Collected data
--- --- ---
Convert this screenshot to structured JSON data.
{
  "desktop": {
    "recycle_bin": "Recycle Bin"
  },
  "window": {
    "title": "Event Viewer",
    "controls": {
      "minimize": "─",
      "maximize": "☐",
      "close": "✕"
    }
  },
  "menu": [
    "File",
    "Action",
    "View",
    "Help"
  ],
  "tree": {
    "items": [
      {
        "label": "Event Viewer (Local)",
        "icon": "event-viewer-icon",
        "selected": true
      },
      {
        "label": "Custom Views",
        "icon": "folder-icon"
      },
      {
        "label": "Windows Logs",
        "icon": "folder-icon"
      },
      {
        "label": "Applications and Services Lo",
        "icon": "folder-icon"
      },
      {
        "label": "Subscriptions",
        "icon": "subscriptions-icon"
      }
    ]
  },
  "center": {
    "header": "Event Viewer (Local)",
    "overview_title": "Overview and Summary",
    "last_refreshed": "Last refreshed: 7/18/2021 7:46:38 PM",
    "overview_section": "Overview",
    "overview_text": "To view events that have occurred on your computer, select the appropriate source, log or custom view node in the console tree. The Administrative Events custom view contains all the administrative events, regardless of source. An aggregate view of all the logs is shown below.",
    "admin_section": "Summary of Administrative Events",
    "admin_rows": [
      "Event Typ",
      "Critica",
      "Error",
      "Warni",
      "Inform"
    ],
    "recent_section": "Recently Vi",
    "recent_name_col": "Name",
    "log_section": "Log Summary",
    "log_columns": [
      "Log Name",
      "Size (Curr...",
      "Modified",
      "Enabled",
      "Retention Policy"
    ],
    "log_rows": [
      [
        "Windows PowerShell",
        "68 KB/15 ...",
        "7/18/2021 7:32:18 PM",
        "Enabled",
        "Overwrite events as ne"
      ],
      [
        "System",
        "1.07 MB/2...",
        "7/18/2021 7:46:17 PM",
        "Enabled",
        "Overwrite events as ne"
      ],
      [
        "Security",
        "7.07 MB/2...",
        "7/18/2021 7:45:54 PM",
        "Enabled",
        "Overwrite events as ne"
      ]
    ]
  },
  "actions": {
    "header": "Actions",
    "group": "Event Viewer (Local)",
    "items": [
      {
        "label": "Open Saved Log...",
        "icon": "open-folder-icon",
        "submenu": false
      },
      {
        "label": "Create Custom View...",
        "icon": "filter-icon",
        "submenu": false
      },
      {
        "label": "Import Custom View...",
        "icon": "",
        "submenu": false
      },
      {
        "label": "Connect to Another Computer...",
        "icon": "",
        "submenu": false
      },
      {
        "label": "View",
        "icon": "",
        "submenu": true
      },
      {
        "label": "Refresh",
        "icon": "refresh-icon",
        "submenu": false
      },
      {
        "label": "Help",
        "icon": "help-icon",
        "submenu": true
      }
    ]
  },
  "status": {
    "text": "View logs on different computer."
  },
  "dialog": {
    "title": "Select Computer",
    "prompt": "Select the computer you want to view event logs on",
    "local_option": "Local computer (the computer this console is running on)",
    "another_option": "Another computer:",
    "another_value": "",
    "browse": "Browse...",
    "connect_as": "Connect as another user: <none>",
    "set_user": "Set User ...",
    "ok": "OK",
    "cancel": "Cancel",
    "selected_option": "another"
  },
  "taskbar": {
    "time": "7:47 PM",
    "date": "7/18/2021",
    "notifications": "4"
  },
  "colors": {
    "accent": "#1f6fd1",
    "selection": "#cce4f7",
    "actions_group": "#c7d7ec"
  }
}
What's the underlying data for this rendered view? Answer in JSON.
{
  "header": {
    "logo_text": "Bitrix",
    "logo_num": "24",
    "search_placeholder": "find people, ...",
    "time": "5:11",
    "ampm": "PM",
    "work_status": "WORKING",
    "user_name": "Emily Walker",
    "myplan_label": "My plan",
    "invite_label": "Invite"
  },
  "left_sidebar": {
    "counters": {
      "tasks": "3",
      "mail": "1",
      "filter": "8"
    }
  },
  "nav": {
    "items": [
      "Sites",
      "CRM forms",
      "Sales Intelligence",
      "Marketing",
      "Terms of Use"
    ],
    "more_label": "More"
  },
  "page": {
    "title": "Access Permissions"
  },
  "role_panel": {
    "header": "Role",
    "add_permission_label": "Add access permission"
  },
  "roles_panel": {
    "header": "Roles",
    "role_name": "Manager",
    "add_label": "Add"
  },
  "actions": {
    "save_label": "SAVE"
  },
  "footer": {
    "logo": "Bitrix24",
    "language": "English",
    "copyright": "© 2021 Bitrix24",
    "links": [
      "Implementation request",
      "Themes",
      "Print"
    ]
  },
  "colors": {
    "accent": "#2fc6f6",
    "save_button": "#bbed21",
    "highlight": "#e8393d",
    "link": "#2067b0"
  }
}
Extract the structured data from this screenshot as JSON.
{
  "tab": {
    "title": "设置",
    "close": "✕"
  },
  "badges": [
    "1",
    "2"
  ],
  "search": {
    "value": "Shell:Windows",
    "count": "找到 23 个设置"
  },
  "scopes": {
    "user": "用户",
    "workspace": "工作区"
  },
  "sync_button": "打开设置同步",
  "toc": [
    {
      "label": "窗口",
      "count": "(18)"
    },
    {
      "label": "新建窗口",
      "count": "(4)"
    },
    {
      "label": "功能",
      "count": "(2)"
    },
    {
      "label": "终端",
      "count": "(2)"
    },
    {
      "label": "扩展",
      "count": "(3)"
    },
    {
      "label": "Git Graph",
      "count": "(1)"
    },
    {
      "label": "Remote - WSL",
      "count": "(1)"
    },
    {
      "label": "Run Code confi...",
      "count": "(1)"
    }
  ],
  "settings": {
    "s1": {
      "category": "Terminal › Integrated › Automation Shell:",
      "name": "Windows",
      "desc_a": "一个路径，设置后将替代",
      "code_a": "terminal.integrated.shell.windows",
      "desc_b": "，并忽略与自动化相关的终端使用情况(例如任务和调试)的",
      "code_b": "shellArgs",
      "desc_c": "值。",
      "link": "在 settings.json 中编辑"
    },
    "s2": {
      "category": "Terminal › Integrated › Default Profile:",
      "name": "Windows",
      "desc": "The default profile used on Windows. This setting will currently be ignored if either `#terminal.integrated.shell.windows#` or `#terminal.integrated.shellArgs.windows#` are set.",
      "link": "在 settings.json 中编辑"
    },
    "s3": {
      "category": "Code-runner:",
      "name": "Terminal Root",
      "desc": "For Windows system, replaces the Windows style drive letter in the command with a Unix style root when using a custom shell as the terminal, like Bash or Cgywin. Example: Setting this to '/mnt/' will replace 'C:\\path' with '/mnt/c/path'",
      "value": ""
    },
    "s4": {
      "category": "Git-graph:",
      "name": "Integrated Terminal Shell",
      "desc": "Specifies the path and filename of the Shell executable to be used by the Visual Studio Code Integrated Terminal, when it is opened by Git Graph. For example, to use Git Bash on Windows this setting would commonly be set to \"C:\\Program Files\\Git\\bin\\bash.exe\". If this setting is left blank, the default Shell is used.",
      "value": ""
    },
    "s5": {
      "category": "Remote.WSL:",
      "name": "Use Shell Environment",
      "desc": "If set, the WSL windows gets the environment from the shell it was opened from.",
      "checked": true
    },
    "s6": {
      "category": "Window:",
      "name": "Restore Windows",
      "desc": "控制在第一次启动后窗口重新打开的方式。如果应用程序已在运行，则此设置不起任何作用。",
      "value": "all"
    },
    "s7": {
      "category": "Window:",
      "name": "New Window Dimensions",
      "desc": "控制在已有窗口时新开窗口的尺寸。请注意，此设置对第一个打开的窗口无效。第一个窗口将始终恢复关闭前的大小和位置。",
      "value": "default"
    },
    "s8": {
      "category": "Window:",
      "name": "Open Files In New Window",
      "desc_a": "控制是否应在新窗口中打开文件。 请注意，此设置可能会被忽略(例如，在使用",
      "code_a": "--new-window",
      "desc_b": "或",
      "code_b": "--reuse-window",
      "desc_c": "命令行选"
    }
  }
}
--- --- ---
• **Exercise task**: Lines containing the word "true" are to be tallied; report only the total.

• **Output**: 4